==== TEXT UNDER STUDY ====

Make sure you give 'Late Attendees' a great experience!
At our summits, we make the sessions available for several hours after they are played out for the first time. We do this to accommodate people in different timezones or people who don't manage to show-up on time. Surprisingly, for those "on-demand" hours you can expect as many views from these "late attendees" as you got from the first run.
Something to Ponder: When you run a virtual summit, attendees won't treat it the same as they would an in-person event. They get distracted and come and go as they please. It's so easy for them to leave a sesson and go to another. For this reason, you need to make the experience as good as it can be, regardless of what time they enter the session.
This means your "on-demand experience" needs to be really good, so they can watch it again easily and read all of the Q&A in Chat. If you'd delivered the original session live, you may find that you need to do some post editing, video splicing or configuration to make this happen. This isn't something you'd want to be doing while your conference is running, it's just too much effort and stress.
Interestingly, if you leave it for a week or two, the buzz around your event is gone and as cruel as it is, hardly anyone will watch them. You're then just "another video" on YouTube.
As the event organiser, it's your job to ensure the presenters get as many views as they can while the event is "hot" and that attendees can catch up with any sessions they missed while your 'conference window' is open.
How do we play pre-recorded videos as if they were "live"?
I've mentioned this several times now, so I bet you're wondering how we play pre-recorded videos as though they appear to be live?

Ever since 2014, we've delivered all but one of our virtual conferences on a platform we developed in-house. The reason we built it was simple - no conference software existed at the time that could deliver the features we wanted to include in our events!
>> Take a look at our conference platform in action!
We wanted to:
- Play recorded video playlists (as if it is "live"). We actually have 3 playlists to serve the correct set of videos before, live and after it's over.
- Play a live streamed session. For those sessions that need to be live, then you also need to be able to do that from within your virtual session room.
- Have ways to show sponsor logos and adverts. If your event is free, then sponsorship may be really important to help with the costs. If you are being paid to promote a vendors product you need to offer a good ROI for them.
- Create virtual session rooms providing each session with a ringfenced chat room, playlist, and also include the speaker bio and session description to name a few features.
- Allow attendees to chat with each other and the presenter of the current session. This is ultra important if you go down the pre-recorded option. Your attendees and presenters will love it.
- Have really simple navigation from one session to the other. Most platforms only cater for single webinars/meetings, so moving from one session to another is usually a poor experience. They generally require the agenda to be surfaced on a different web site from where you're currently watching the session.
- Record good analytics. All our presenters want to know how many people attended their session. Google Analytics makes it a breeze to get this data from our platform as we have complete control.
Still, to this day, I don't think there's anything that can play a pre-recorded playlist of videos hosted on YouTube/Vimeo.
Summary
Firstly, I hope this article has been useful to you. I believe it's always best to ask yourself "does this session absolutely have to be live?" If the answer is no, don't do it! Also, always have a backup because there's one thing I have learned over 6 years of doing them, things can and will go wrong!
Happy Virtual Conferencing!
good summary; thx
Thanks Dan!
Great overview! thanks!
Thanks for taking the time to read it Martinus!
Really good and useful tips! I will certainly ask my customers to follow your advice! Thank you so much!

==== EXTRACTED RECORDS ====

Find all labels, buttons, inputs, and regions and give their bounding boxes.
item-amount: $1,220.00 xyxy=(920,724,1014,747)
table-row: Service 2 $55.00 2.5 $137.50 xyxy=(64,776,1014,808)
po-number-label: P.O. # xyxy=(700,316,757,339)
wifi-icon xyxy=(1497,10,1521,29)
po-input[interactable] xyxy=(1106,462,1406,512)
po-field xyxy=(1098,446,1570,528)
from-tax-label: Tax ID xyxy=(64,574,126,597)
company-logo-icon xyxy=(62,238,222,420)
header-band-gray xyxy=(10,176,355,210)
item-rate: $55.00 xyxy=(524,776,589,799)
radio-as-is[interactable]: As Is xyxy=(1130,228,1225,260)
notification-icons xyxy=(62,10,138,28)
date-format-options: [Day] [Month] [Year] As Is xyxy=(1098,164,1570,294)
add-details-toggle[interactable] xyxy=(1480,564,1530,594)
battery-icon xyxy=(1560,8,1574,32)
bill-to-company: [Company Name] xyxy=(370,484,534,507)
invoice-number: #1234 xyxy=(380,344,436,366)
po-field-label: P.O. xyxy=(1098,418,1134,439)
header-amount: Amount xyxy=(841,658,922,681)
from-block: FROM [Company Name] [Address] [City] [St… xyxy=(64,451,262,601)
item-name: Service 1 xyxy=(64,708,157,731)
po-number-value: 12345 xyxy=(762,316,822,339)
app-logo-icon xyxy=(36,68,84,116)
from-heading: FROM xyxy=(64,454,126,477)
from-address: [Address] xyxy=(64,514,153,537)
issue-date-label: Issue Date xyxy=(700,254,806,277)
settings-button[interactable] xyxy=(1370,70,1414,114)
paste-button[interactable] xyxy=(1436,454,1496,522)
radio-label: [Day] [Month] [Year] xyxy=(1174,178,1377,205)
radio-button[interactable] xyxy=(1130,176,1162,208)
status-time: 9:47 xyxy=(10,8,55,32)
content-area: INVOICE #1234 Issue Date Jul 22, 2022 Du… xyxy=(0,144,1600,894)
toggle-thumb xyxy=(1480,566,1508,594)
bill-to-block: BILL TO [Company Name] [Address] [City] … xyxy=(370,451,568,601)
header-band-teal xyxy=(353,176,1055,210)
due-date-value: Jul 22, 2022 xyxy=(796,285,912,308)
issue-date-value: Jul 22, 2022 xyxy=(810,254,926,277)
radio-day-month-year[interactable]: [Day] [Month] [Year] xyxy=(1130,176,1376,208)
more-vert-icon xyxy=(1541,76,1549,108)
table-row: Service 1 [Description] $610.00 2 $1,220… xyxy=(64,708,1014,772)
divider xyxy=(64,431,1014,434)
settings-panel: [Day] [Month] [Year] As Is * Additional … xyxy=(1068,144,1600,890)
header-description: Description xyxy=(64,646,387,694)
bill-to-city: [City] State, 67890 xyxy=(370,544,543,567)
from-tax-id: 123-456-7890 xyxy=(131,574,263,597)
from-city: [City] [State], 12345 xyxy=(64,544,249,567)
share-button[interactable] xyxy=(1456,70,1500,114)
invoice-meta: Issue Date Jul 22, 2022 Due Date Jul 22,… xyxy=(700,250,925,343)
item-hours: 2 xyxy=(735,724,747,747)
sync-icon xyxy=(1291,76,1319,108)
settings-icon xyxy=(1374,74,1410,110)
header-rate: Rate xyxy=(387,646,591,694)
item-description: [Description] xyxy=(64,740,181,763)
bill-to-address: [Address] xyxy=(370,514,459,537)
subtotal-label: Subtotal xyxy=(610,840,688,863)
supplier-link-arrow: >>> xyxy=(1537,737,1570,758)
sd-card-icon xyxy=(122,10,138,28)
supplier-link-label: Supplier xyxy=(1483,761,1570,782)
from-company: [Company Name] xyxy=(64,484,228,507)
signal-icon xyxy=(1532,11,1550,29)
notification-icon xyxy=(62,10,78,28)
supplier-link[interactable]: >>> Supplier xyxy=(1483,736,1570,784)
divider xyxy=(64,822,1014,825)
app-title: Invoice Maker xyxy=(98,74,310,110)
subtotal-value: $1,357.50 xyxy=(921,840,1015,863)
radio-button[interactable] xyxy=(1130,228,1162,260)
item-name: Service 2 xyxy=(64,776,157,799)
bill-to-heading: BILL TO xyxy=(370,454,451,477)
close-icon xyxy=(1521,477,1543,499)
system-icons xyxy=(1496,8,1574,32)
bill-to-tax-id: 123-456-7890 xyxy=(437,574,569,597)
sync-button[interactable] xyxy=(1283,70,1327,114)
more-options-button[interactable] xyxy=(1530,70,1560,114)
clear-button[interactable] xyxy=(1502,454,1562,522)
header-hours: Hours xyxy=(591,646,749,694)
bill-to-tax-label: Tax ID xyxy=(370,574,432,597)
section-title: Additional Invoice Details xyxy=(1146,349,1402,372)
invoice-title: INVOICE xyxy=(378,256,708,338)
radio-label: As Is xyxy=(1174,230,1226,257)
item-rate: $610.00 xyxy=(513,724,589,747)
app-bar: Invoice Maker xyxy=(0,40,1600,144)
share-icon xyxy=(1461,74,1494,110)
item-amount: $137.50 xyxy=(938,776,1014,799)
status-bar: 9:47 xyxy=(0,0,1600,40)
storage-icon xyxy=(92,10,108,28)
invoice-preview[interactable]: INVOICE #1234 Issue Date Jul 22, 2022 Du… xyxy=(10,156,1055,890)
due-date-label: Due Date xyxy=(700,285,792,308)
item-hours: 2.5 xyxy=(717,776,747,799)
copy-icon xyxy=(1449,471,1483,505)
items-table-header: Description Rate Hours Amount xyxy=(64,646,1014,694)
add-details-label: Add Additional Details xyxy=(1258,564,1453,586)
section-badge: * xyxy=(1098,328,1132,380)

====

▸ PROBLEM REQUIREMENTS
Reproduce the part of the virtual summit article starting with "- Have really" and going on through "hosted on YouTube/Vimeo.", and switch "single webinars/meetings" to "single online sessions".

▸ FINAL ANSWER
- Have really simple navigation from one session to the other. Most platforms only cater for single online sessions, so moving from one session to another is usually a poor experience. They generally require the agenda to be surfaced on a different web site from where you're currently watching the session.
- Record good analytics. All our presenters want to know how many people attended their session. Google Analytics makes it a breeze to get this data from our platform as we have complete control.
Still, to this day, I don't think there's anything that can play a pre-recorded playlist of videos hosted on YouTube/Vimeo.